As expected, the candidate spans are simply the n-gram sweeps of the document. In spacy-experimental, you can access other suggesters based on a text’s linguistic attributes. There’s also the SpanFinder that learns span boundaries and suggests fewer but more precise candidates.
Model
So far, we already have a suggester
. This box is now grayed out in the
illustration below. The next step is to create our model
. However, its
parameters also require us to initialize other components, namely the
tok2vec
, reducer
, and scorer
. Let’s start with tok2vec
.
For spancat
, we will use the built-in spacy.Tok2Vec.v2
architecture for the tok2vec
parameter. However, it also requires us to pass something in its embed
and
encode
parameters. For embed
we will be using
spacy.MultiHashEmbed.v2
and for encode
we will be using
spacy.MaxoutWindowEncoder.v2
.3
# Get factories
tok2vec_factory = reg.get("architectures", "spacy.Tok2Vec.v2")
embed_factory = reg.get("architectures", "spacy.MultiHashEmbed.v2")
encode_factory = reg.get("architectures", "spacy.MaxoutWindowEncoder.v2")
# Construct components
embed = embed_factory(
width=96,
rows=[5000, 2000, 1000, 1000],
attrs=["ORTH", "PREFIX", "SUFFIX", "SHAPE"],
include_static_vectors=False,
)
encode = encode_factory(
width=96,
window_size=1,
maxout_pieces=3,
depth=4,
)
○ ○ ○
* _SET TASK 1_: In the spancat passage, which architecture is used for the encode parameter?
* _SET TASK 2_: Copy the spancat passage from "As expected, the" through "more precise candidates.", swapping in "candidate generators" wherever "suggesters" appears.

* _DATASET EXCERPT_:
○ ○ ○
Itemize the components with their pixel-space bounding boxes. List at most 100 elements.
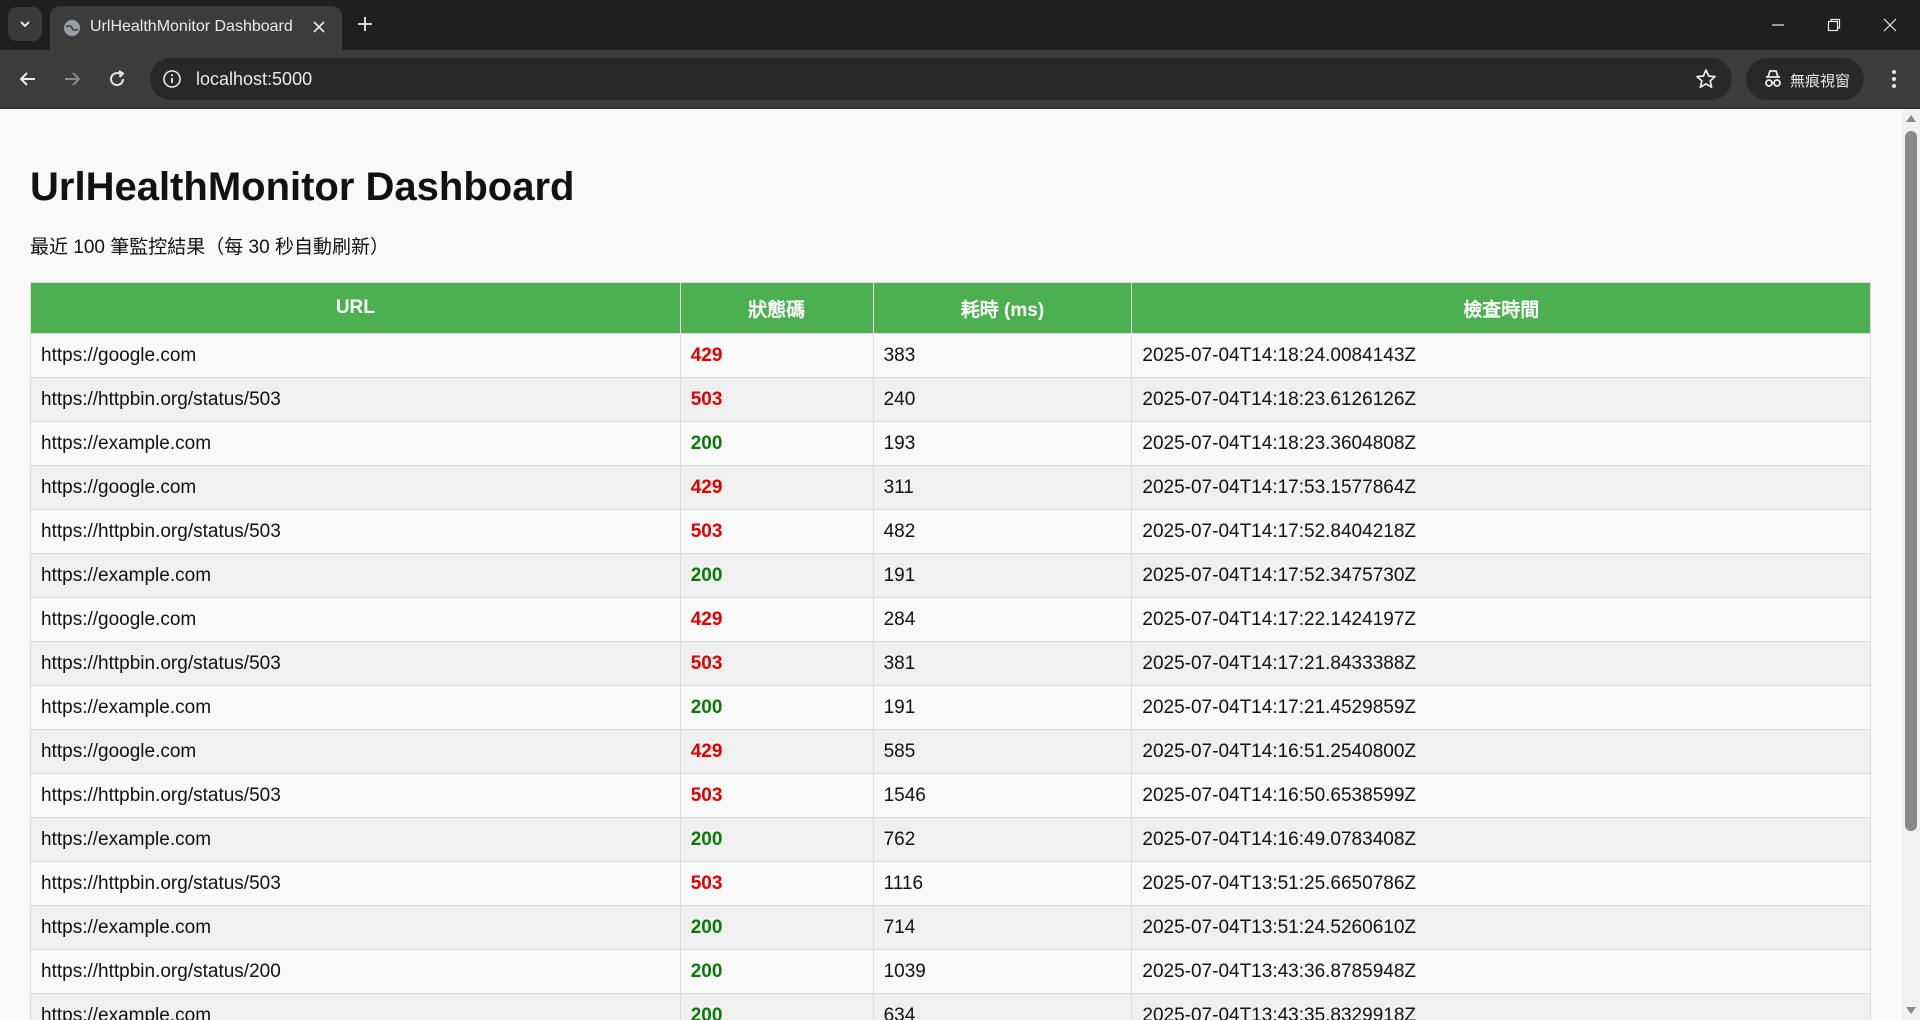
○ ○ ○
* _FINISHED ANSWER 1_: spacy.MaxoutWindowEncoder.v2

* _FINISHED ANSWER 2_:
As expected, the candidate spans are simply the n-gram sweeps of the document. In spacy-experimental, you can access other candidate generators based on a text’s linguistic attributes. There’s also the SpanFinder that learns span boundaries and suggests fewer but more precise candidates.